* **Stored records**:
======

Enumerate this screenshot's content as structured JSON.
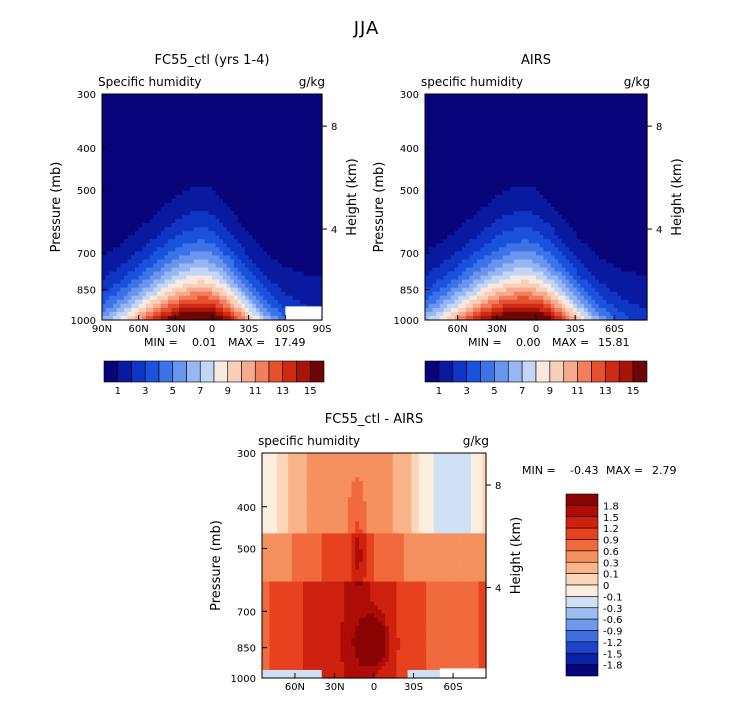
{
  "page_title": "JJA",
  "chart_data": [
    {
      "type": "heatmap",
      "title": "FC55_ctl (yrs 1-4)",
      "left_label": "Specific humidity",
      "right_label": "g/kg",
      "ylabel": "Pressure (mb)",
      "y2label": "Height (km)",
      "pressure_ticks": [
        "300",
        "400",
        "500",
        "700",
        "850",
        "1000"
      ],
      "height_ticks": [
        "8",
        "4"
      ],
      "lat_ticks": [
        "90N",
        "60N",
        "30N",
        "0",
        "30S",
        "60S",
        "90S"
      ],
      "xlim": [
        90,
        -90
      ],
      "ylim": [
        1000,
        300
      ],
      "stats": {
        "min_label": "MIN =",
        "min": "0.01",
        "max_label": "MAX =",
        "max": "17.49"
      },
      "peak_lat": 8,
      "colorbar": {
        "orientation": "horizontal",
        "labels": [
          "1",
          "3",
          "5",
          "7",
          "9",
          "11",
          "13",
          "15"
        ],
        "colors": [
          "#08057a",
          "#0a1aa0",
          "#0f35c4",
          "#1a52dd",
          "#3d73e8",
          "#6a95ee",
          "#97b6f2",
          "#c3d6f6",
          "#f7e9df",
          "#f9cfb9",
          "#f6ab8f",
          "#f07e5f",
          "#e6502f",
          "#cf2a15",
          "#a81407",
          "#6e0505"
        ]
      },
      "no_data_region": {
        "lat_from": -60,
        "lat_to": -90,
        "pressure_top": 930
      }
    },
    {
      "type": "heatmap",
      "title": "AIRS",
      "left_label": "specific humidity",
      "right_label": "g/kg",
      "ylabel": "Pressure (mb)",
      "y2label": "Height (km)",
      "pressure_ticks": [
        "300",
        "400",
        "500",
        "700",
        "850",
        "1000"
      ],
      "height_ticks": [
        "8",
        "4"
      ],
      "lat_ticks": [
        "60N",
        "30N",
        "0",
        "30S",
        "60S"
      ],
      "xlim": [
        85,
        -85
      ],
      "ylim": [
        1000,
        300
      ],
      "stats": {
        "min_label": "MIN =",
        "min": "0.00",
        "max_label": "MAX =",
        "max": "15.81"
      },
      "peak_lat": 8,
      "colorbar": {
        "orientation": "horizontal",
        "labels": [
          "1",
          "3",
          "5",
          "7",
          "9",
          "11",
          "13",
          "15"
        ],
        "colors": [
          "#08057a",
          "#0a1aa0",
          "#0f35c4",
          "#1a52dd",
          "#3d73e8",
          "#6a95ee",
          "#97b6f2",
          "#c3d6f6",
          "#f7e9df",
          "#f9cfb9",
          "#f6ab8f",
          "#f07e5f",
          "#e6502f",
          "#cf2a15",
          "#a81407",
          "#6e0505"
        ]
      }
    },
    {
      "type": "heatmap",
      "title": "FC55_ctl - AIRS",
      "left_label": "specific humidity",
      "right_label": "g/kg",
      "ylabel": "Pressure (mb)",
      "y2label": "Height (km)",
      "pressure_ticks": [
        "300",
        "400",
        "500",
        "700",
        "850",
        "1000"
      ],
      "height_ticks": [
        "8",
        "4"
      ],
      "lat_ticks": [
        "60N",
        "30N",
        "0",
        "30S",
        "60S"
      ],
      "xlim": [
        85,
        -85
      ],
      "ylim": [
        1000,
        300
      ],
      "stats": {
        "min_label": "MIN =",
        "min": "-0.43",
        "max_label": "MAX =",
        "max": "2.79"
      },
      "colorbar": {
        "orientation": "vertical",
        "labels": [
          "1.8",
          "1.5",
          "1.2",
          "0.9",
          "0.6",
          "0.3",
          "0.1",
          "0",
          "-0.1",
          "-0.3",
          "-0.6",
          "-0.9",
          "-1.2",
          "-1.5",
          "-1.8"
        ],
        "colors": [
          "#8a0303",
          "#ad0d06",
          "#cf210f",
          "#e6421f",
          "#f06a3e",
          "#f5905f",
          "#f9b589",
          "#fbd6b8",
          "#fbeedf",
          "#cfdff4",
          "#9cbdf2",
          "#6f99ec",
          "#3f6ee3",
          "#1d45cc",
          "#0a22a8",
          "#06067c"
        ]
      },
      "no_data_region": {
        "lat_from": -50,
        "lat_to": -85,
        "pressure_top": 950
      }
    }
  ]
}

======

* **What to work on**: All records above are to be printed exactly, minus the pictures they contain.

* **Task response**:
Enumerate this screenshot's content as structured JSON.
{
  "page_title": "JJA",
  "chart_data": [
    {
      "type": "heatmap",
      "title": "FC55_ctl (yrs 1-4)",
      "left_label": "Specific humidity",
      "right_label": "g/kg",
      "ylabel": "Pressure (mb)",
      "y2label": "Height (km)",
      "pressure_ticks": [
        "300",
        "400",
        "500",
        "700",
        "850",
        "1000"
      ],
      "height_ticks": [
        "8",
        "4"
      ],
      "lat_ticks": [
        "90N",
        "60N",
        "30N",
        "0",
        "30S",
        "60S",
        "90S"
      ],
      "xlim": [
        90,
        -90
      ],
      "ylim": [
        1000,
        300
      ],
      "stats": {
        "min_label": "MIN =",
        "min": "0.01",
        "max_label": "MAX =",
        "max": "17.49"
      },
      "peak_lat": 8,
      "colorbar": {
        "orientation": "horizontal",
        "labels": [
          "1",
          "3",
          "5",
          "7",
          "9",
          "11",
          "13",
          "15"
        ],
        "colors": [
          "#08057a",
          "#0a1aa0",
          "#0f35c4",
          "#1a52dd",
          "#3d73e8",
          "#6a95ee",
          "#97b6f2",
          "#c3d6f6",
          "#f7e9df",
          "#f9cfb9",
          "#f6ab8f",
          "#f07e5f",
          "#e6502f",
          "#cf2a15",
          "#a81407",
          "#6e0505"
        ]
      },
      "no_data_region": {
        "lat_from": -60,
        "lat_to": -90,
        "pressure_top": 930
      }
    },
    {
      "type": "heatmap",
      "title": "AIRS",
      "left_label": "specific humidity",
      "right_label": "g/kg",
      "ylabel": "Pressure (mb)",
      "y2label": "Height (km)",
      "pressure_ticks": [
        "300",
        "400",
        "500",
        "700",
        "850",
        "1000"
      ],
      "height_ticks": [
        "8",
        "4"
      ],
      "lat_ticks": [
        "60N",
        "30N",
        "0",
        "30S",
        "60S"
      ],
      "xlim": [
        85,
        -85
      ],
      "ylim": [
        1000,
        300
      ],
      "stats": {
        "min_label": "MIN =",
        "min": "0.00",
        "max_label": "MAX =",
        "max": "15.81"
      },
      "peak_lat": 8,
      "colorbar": {
        "orientation": "horizontal",
        "labels": [
          "1",
          "3",
          "5",
          "7",
          "9",
          "11",
          "13",
          "15"
        ],
        "colors": [
          "#08057a",
          "#0a1aa0",
          "#0f35c4",
          "#1a52dd",
          "#3d73e8",
          "#6a95ee",
          "#97b6f2",
          "#c3d6f6",
          "#f7e9df",
          "#f9cfb9",
          "#f6ab8f",
          "#f07e5f",
          "#e6502f",
          "#cf2a15",
          "#a81407",
          "#6e0505"
        ]
      }
    },
    {
      "type": "heatmap",
      "title": "FC55_ctl - AIRS",
      "left_label": "specific humidity",
      "right_label": "g/kg",
      "ylabel": "Pressure (mb)",
      "y2label": "Height (km)",
      "pressure_ticks": [
        "300",
        "400",
        "500",
        "700",
        "850",
        "1000"
      ],
      "height_ticks": [
        "8",
        "4"
      ],
      "lat_ticks": [
        "60N",
        "30N",
        "0",
        "30S",
        "60S"
      ],
      "xlim": [
        85,
        -85
      ],
      "ylim": [
        1000,
        300
      ],
      "stats": {
        "min_label": "MIN =",
        "min": "-0.43",
        "max_label": "MAX =",
        "max": "2.79"
      },
      "colorbar": {
        "orientation": "vertical",
        "labels": [
          "1.8",
          "1.5",
          "1.2",
          "0.9",
          "0.6",
          "0.3",
          "0.1",
          "0",
          "-0.1",
          "-0.3",
          "-0.6",
          "-0.9",
          "-1.2",
          "-1.5",
          "-1.8"
        ],
        "colors": [
          "#8a0303",
          "#ad0d06",
          "#cf210f",
          "#e6421f",
          "#f06a3e",
          "#f5905f",
          "#f9b589",
          "#fbd6b8",
          "#fbeedf",
          "#cfdff4",
          "#9cbdf2",
          "#6f99ec",
          "#3f6ee3",
          "#1d45cc",
          "#0a22a8",
          "#06067c"
        ]
      },
      "no_data_region": {
        "lat_from": -50,
        "lat_to": -85,
        "pressure_top": 950
      }
    }
  ]
}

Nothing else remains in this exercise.